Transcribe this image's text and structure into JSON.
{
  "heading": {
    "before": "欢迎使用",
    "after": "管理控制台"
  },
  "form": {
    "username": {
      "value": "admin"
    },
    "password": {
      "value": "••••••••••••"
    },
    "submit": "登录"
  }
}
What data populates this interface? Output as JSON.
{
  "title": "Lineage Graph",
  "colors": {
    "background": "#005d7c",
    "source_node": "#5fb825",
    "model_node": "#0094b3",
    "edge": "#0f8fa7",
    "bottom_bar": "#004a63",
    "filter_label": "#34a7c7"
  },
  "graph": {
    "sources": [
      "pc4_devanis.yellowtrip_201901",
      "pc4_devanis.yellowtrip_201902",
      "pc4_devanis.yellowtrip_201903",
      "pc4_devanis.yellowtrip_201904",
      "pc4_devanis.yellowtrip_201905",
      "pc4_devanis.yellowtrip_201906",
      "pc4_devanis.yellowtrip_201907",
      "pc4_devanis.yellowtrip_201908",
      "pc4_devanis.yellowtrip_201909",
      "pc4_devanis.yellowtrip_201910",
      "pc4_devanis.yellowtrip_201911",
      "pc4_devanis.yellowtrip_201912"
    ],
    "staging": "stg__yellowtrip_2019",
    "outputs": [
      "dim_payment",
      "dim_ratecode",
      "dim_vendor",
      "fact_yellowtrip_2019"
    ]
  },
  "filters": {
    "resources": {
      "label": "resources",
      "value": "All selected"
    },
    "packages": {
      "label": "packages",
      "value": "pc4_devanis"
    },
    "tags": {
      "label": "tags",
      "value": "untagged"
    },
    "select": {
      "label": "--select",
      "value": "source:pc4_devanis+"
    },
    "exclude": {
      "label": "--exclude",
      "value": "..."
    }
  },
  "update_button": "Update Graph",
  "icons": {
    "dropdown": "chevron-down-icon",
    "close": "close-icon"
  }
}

--

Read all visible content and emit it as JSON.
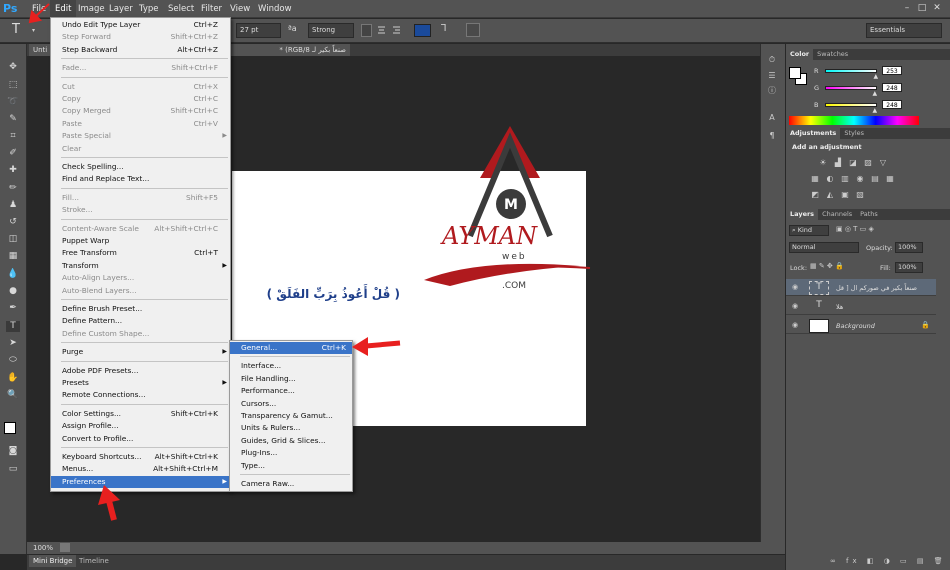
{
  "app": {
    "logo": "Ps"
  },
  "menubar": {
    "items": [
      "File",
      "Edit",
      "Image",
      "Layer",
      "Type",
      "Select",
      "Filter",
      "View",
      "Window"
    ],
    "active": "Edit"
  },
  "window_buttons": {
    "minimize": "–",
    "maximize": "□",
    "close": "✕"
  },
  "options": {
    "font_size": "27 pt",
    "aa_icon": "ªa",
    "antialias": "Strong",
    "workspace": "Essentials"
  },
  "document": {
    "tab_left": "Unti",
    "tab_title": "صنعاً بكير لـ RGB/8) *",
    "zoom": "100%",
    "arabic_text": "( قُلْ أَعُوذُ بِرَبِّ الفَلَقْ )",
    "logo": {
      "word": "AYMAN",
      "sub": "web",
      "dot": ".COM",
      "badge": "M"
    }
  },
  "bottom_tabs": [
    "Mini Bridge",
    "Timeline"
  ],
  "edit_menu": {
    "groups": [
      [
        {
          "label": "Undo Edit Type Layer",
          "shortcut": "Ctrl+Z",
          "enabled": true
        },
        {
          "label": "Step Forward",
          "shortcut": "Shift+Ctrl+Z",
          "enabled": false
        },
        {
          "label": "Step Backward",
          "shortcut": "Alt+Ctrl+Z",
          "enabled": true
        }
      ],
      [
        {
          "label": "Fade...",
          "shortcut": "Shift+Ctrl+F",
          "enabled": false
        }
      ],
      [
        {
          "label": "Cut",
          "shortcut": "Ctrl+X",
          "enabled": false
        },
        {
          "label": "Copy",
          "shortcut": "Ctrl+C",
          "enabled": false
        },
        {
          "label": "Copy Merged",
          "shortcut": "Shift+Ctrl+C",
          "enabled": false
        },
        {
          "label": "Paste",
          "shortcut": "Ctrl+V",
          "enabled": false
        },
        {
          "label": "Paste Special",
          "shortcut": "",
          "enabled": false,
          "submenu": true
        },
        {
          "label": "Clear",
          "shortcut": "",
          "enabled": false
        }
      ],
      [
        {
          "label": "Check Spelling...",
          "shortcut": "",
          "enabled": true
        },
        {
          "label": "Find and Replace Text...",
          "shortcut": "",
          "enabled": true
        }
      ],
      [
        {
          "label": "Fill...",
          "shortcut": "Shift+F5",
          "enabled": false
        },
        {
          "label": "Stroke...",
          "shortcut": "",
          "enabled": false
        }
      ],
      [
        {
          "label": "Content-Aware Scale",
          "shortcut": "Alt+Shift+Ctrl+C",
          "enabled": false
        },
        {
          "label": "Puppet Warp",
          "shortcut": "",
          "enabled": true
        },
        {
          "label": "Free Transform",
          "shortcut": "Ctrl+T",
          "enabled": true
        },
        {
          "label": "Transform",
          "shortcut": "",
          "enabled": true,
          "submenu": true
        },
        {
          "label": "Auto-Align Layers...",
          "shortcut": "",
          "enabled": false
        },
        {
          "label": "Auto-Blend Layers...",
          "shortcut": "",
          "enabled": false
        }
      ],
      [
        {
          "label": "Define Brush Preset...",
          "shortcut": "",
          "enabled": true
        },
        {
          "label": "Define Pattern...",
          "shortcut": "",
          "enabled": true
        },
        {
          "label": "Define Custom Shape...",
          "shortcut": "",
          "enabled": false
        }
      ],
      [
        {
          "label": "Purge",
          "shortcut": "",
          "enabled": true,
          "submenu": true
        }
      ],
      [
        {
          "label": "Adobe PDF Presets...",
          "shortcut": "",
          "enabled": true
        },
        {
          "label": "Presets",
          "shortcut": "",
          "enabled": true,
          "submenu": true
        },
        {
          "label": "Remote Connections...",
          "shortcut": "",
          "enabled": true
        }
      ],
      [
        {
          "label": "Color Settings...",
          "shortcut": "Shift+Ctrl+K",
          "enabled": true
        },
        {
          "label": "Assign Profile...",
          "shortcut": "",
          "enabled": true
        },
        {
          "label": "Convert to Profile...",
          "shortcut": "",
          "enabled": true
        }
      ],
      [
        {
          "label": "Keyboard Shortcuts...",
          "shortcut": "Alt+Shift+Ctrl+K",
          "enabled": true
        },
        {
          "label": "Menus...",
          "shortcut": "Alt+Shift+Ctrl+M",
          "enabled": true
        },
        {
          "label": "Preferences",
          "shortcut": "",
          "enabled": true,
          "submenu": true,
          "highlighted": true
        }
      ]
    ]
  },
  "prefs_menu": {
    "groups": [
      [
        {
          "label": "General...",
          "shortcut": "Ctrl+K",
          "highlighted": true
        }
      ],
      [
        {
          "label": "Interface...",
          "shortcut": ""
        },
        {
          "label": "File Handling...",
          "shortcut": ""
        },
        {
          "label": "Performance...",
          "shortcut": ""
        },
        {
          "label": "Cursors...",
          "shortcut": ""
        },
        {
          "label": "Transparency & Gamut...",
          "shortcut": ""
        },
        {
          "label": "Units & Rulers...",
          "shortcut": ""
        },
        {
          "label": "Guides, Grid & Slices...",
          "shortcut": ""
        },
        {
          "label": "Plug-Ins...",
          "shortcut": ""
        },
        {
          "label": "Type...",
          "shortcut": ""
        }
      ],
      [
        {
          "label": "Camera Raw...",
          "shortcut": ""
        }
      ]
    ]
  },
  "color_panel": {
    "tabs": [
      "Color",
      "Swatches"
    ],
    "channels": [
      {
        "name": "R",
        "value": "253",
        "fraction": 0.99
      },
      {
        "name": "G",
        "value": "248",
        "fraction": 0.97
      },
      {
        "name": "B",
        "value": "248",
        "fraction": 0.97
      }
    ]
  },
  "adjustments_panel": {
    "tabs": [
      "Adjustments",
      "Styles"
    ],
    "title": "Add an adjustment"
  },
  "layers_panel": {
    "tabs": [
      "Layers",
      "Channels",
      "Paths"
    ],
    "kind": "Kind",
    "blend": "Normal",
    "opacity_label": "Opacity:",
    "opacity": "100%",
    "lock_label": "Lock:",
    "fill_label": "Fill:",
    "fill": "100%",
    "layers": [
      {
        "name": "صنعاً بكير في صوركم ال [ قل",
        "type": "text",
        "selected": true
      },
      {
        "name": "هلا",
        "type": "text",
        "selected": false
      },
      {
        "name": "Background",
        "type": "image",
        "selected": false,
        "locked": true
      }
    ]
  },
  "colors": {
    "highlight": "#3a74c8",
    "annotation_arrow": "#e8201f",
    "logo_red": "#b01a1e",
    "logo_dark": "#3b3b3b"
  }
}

▶ _Set problem_:
Extract every line containing the string "Profile" from the data above.

▶ _Worked solution_:
          "label": "Assign Profile...",
          "label": "Convert to Profile...",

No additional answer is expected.